Gli altri due pretendenti, Hou Yu-ih, del Partito nazionalista (Kuomintang) – che, secondo i sondaggi, tallona William Lai – e Ko Wen-je, del Partito popolare (Tpp) – che nelle ultime settimane avrebbe perso terreno – sono favorevoli al mantenimento di buoni rapporti, economici e politici, con Pechino.

Sbarco impossibile?

Se la presidenza andrà – come nel 2016 e nel 2020 – al Dpp, a Lai e alla sua vice designata Hsiao Bi-khim, che Pechino giudica «indipendentisti irriducibili», la tensione salirà alle stelle.

Tuttavia una guerra, al momento, appare improbabile. Se Vladimir Putin ha compiuto un grosso errore immaginando che l’armata russa potesse entrare trionfalmente a Kiev, per la Rpc Taiwan sarebbe ancora più difficile conquistare: a separarla dall’isola ci sono 180 chilometri di mare e i possibili punti dove sbarcare le truppe sono 14 spiagge, tutte circondate da scogli e foreste. Un incubo per qualsiasi invasore.

- - - - -

Richiesta di lavoro:
Ricopia parola per parola tutto il testo qui sopra sulle elezioni presidenziali a Taiwan.

- - - - -

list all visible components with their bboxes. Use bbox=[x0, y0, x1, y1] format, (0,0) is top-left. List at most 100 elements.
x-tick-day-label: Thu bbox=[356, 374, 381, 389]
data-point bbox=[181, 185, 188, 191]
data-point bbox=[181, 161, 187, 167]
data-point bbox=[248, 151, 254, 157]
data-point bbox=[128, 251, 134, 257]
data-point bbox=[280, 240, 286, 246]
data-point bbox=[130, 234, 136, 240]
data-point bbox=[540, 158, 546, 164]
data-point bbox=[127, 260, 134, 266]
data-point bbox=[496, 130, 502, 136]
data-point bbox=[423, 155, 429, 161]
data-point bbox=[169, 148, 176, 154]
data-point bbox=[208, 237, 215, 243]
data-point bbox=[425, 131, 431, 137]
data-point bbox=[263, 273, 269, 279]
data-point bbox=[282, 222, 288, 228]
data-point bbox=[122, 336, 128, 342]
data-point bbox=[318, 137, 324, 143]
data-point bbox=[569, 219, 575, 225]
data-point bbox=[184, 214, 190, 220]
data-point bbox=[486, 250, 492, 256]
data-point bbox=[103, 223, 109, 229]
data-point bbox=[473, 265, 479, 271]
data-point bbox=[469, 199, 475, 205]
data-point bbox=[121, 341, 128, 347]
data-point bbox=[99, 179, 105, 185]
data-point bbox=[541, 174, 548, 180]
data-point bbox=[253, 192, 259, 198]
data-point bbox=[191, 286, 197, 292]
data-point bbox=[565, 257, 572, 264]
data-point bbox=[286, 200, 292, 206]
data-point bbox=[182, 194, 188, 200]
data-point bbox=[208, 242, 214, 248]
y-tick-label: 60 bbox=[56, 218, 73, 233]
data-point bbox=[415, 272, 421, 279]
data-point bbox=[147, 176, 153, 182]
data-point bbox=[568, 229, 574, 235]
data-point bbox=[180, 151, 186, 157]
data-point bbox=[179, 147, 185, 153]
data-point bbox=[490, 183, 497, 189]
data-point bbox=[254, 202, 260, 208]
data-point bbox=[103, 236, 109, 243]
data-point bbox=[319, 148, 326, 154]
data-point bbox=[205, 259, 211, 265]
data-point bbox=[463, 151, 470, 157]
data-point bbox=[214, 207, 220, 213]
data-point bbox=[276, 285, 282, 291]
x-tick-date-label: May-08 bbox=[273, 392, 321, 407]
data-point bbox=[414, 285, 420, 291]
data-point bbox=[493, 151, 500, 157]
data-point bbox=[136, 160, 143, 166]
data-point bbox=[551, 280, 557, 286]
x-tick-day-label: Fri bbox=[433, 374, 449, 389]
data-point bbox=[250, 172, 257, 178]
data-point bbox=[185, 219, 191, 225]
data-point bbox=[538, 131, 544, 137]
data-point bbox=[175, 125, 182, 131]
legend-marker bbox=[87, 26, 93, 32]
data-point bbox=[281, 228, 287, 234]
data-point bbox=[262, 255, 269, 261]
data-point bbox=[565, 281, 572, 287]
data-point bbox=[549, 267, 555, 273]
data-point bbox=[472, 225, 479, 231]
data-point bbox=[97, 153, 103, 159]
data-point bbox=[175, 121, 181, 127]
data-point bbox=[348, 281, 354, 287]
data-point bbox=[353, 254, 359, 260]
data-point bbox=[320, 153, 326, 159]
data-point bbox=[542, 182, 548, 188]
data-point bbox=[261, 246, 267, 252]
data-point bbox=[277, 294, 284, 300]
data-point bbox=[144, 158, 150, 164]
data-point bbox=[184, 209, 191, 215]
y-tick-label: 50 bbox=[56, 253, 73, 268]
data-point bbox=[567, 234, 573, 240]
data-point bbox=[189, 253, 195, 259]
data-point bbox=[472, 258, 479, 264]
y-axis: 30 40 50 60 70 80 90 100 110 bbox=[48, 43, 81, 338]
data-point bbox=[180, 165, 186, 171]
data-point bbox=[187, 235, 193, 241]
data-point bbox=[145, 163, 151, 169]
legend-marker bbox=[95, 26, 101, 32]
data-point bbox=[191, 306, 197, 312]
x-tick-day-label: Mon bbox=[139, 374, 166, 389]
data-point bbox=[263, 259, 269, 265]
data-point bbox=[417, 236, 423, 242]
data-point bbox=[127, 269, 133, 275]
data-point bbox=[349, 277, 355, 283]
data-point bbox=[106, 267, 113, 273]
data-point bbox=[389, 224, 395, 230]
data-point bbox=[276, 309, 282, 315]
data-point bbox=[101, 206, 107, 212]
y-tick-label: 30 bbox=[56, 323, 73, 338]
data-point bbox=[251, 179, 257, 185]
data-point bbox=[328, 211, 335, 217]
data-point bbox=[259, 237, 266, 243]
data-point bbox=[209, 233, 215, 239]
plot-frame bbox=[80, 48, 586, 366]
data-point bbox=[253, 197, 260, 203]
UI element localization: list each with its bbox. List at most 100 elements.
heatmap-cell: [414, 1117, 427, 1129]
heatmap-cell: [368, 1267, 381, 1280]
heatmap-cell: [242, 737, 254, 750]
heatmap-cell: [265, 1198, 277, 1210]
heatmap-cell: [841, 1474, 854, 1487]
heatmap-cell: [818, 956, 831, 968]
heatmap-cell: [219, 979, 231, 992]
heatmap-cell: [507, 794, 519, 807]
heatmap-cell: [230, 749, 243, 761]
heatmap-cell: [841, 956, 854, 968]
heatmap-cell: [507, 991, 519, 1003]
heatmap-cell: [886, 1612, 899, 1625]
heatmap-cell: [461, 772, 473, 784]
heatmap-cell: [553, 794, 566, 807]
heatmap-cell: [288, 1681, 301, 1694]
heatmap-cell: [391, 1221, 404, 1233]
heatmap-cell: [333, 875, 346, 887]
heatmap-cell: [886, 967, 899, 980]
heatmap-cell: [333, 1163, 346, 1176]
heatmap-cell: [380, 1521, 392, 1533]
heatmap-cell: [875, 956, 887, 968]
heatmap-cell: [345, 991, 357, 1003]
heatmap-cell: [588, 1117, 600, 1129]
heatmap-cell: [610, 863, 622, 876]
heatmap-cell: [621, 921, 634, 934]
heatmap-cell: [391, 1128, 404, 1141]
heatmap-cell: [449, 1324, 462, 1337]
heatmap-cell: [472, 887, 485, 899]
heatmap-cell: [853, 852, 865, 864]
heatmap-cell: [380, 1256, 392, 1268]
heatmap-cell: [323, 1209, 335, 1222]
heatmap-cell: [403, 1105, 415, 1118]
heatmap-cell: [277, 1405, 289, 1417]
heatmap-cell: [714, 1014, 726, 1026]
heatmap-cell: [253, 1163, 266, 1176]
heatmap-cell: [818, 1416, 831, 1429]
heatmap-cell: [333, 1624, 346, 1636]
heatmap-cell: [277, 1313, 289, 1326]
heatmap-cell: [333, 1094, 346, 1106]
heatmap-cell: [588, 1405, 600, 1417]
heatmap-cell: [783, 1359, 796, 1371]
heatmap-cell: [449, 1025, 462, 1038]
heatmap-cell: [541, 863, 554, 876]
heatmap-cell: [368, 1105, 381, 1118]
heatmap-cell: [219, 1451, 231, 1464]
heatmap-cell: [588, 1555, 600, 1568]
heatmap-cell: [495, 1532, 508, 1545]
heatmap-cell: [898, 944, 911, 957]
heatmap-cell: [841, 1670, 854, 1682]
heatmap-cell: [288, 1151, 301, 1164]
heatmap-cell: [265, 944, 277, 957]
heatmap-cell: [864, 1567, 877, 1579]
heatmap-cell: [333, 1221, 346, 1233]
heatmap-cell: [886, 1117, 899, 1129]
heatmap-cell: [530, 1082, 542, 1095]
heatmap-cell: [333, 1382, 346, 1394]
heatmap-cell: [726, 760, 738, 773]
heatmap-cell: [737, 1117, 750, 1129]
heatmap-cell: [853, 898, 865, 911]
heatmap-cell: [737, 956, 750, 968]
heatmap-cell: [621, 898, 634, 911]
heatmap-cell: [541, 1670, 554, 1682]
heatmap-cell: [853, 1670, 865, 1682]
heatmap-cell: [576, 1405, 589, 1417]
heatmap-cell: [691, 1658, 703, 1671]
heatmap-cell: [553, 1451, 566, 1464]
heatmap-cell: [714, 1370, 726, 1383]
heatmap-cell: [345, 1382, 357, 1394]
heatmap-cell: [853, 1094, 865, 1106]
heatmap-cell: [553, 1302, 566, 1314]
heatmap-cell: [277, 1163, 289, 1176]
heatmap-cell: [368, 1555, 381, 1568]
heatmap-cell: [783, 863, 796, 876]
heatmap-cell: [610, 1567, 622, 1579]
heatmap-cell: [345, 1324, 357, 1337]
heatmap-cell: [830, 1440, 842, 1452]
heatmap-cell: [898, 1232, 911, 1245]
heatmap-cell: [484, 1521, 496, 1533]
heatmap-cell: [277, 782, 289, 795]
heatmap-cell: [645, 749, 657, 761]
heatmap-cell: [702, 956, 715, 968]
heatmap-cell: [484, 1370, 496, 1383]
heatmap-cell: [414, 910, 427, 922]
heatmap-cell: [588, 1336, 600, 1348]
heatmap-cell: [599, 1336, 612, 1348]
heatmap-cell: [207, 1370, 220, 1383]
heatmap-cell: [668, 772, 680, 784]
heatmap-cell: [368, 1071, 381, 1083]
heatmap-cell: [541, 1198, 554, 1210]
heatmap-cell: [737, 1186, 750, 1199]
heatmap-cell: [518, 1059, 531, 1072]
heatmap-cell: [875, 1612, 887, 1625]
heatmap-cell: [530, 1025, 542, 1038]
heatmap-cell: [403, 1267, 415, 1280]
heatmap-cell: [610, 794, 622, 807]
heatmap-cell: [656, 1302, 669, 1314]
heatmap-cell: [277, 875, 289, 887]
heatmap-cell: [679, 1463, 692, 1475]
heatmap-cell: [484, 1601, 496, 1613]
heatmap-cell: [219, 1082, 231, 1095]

- - - - -

Spazio risposta:
Gli altri due pretendenti, Hou Yu-ih, del Partito nazionalista (Kuomintang) – che, secondo i sondaggi, tallona William Lai – e Ko Wen-je, del Partito popolare (Tpp) – che nelle ultime settimane avrebbe perso terreno – sono favorevoli al mantenimento di buoni rapporti, economici e politici, con Pechino.

Sbarco impossibile?

Se la presidenza andrà – come nel 2016 e nel 2020 – al Dpp, a Lai e alla sua vice designata Hsiao Bi-khim, che Pechino giudica «indipendentisti irriducibili», la tensione salirà alle stelle.

Tuttavia una guerra, al momento, appare improbabile. Se Vladimir Putin ha compiuto un grosso errore immaginando che l’armata russa potesse entrare trionfalmente a Kiev, per la Rpc Taiwan sarebbe ancora più difficile conquistare: a separarla dall’isola ci sono 180 chilometri di mare e i possibili punti dove sbarcare le truppe sono 14 spiagge, tutte circondate da scogli e foreste. Un incubo per qualsiasi invasore.